_Work instructions_
From the listing below, return each line that includes "JSON".

[Dataset records]
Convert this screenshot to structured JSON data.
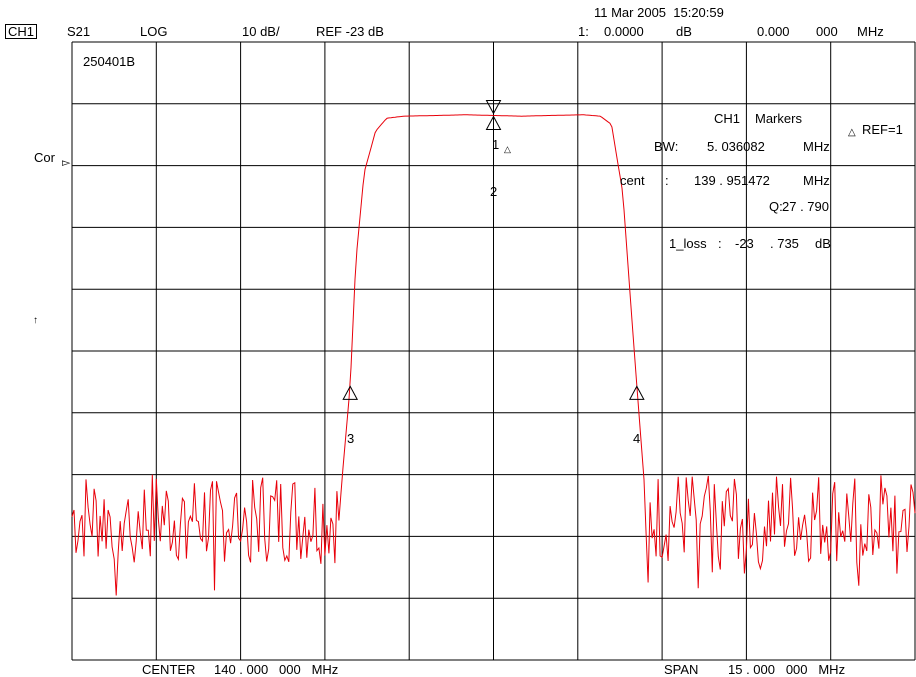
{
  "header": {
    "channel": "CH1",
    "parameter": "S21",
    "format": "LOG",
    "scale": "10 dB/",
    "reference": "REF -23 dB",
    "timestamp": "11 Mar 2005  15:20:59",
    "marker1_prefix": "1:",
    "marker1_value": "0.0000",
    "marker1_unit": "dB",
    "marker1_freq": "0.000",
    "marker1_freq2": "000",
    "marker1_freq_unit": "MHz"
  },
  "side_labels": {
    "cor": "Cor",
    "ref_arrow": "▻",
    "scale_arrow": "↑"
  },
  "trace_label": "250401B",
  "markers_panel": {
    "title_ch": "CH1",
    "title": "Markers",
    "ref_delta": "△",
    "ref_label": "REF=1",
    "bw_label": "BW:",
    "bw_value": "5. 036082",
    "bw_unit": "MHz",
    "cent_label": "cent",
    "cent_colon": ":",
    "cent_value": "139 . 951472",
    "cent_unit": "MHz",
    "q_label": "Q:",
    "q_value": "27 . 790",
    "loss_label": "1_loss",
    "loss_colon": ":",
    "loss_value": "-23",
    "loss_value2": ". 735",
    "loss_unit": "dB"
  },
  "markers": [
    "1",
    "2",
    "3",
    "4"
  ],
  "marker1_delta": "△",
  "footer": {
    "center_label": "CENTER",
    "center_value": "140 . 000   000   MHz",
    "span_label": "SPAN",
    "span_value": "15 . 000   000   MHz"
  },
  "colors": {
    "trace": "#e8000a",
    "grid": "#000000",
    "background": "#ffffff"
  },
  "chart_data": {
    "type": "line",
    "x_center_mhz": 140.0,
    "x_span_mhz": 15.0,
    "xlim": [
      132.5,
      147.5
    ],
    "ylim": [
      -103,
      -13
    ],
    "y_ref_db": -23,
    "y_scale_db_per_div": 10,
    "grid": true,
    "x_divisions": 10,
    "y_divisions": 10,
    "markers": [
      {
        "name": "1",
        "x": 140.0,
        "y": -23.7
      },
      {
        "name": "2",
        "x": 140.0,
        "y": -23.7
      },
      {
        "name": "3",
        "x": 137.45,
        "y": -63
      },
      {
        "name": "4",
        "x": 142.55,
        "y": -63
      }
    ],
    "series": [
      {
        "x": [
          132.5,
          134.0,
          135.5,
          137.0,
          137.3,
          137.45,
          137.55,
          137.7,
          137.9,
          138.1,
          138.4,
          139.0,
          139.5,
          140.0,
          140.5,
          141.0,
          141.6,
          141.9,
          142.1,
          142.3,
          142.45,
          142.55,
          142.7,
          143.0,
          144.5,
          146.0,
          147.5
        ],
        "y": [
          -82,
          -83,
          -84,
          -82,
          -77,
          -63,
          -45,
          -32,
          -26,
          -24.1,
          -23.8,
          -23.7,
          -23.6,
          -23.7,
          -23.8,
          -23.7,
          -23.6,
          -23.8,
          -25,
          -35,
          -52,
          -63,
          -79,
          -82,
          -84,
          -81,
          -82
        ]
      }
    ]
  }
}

---

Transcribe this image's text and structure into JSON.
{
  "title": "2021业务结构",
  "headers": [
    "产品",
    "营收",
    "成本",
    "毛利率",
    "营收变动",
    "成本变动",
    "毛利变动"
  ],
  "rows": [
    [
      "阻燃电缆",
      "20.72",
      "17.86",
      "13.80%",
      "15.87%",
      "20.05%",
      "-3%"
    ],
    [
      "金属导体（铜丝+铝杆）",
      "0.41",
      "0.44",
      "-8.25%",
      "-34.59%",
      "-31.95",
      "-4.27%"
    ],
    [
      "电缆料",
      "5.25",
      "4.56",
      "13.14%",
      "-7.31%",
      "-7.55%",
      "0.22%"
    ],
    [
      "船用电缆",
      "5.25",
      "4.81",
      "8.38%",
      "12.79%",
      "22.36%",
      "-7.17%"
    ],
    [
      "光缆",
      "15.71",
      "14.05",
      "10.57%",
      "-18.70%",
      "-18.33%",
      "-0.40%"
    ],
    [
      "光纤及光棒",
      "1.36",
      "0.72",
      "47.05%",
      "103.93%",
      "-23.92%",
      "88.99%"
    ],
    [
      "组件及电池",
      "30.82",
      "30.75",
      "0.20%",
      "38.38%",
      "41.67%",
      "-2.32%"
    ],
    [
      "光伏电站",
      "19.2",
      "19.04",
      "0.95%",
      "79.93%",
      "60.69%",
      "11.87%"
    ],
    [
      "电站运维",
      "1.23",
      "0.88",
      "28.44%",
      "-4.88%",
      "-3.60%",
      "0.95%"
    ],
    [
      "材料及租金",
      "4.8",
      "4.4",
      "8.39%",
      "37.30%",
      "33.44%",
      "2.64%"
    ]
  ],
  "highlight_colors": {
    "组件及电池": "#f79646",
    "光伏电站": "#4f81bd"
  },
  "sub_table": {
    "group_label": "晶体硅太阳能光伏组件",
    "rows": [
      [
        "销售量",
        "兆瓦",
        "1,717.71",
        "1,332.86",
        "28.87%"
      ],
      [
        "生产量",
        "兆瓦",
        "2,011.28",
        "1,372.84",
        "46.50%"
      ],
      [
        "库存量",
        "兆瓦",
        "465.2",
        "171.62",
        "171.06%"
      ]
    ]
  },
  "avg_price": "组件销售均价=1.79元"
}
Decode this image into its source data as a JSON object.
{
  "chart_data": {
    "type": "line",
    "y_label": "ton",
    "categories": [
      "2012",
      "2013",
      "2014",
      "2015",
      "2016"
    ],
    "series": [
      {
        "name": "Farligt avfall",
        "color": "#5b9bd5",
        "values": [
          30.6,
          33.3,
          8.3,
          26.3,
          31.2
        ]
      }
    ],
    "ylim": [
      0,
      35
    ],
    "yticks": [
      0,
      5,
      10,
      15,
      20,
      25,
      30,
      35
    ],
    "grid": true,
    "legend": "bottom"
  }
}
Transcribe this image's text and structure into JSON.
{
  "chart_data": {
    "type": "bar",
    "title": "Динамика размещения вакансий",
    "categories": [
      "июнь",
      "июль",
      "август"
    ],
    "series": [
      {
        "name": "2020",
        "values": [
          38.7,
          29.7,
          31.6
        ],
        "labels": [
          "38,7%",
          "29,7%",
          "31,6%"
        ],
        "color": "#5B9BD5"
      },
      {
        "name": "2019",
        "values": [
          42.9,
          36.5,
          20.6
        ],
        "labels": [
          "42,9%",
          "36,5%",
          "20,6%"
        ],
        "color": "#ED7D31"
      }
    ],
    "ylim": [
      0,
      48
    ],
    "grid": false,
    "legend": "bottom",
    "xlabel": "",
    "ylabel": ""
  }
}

* * *

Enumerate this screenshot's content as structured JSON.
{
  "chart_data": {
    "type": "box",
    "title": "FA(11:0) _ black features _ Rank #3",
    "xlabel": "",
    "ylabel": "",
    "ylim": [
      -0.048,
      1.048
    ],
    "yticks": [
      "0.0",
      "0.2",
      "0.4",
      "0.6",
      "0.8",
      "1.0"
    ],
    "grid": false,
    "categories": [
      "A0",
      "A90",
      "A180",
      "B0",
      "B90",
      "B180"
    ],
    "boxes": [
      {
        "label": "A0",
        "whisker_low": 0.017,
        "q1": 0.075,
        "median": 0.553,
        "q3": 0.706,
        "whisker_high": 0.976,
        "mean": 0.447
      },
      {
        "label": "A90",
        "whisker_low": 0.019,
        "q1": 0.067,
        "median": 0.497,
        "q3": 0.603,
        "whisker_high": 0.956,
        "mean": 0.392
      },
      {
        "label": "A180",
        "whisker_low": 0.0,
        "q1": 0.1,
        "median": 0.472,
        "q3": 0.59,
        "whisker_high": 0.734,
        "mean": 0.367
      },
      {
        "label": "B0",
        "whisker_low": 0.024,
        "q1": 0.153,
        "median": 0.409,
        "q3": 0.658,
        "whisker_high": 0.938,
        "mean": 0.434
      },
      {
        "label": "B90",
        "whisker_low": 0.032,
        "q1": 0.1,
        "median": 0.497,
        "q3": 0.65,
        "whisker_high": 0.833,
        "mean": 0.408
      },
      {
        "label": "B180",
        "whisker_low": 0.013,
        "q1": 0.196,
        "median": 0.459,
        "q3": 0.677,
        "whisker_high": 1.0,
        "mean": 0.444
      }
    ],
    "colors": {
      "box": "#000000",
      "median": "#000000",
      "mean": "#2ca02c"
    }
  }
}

_Response for this exercise_
Convert this screenshot to structured JSON data.
Transcribe this image's text and structure into JSON.
Decode this image into its source data as a JSON object.
Transcribe this image's text and structure into JSON.
Enumerate this screenshot's content as structured JSON.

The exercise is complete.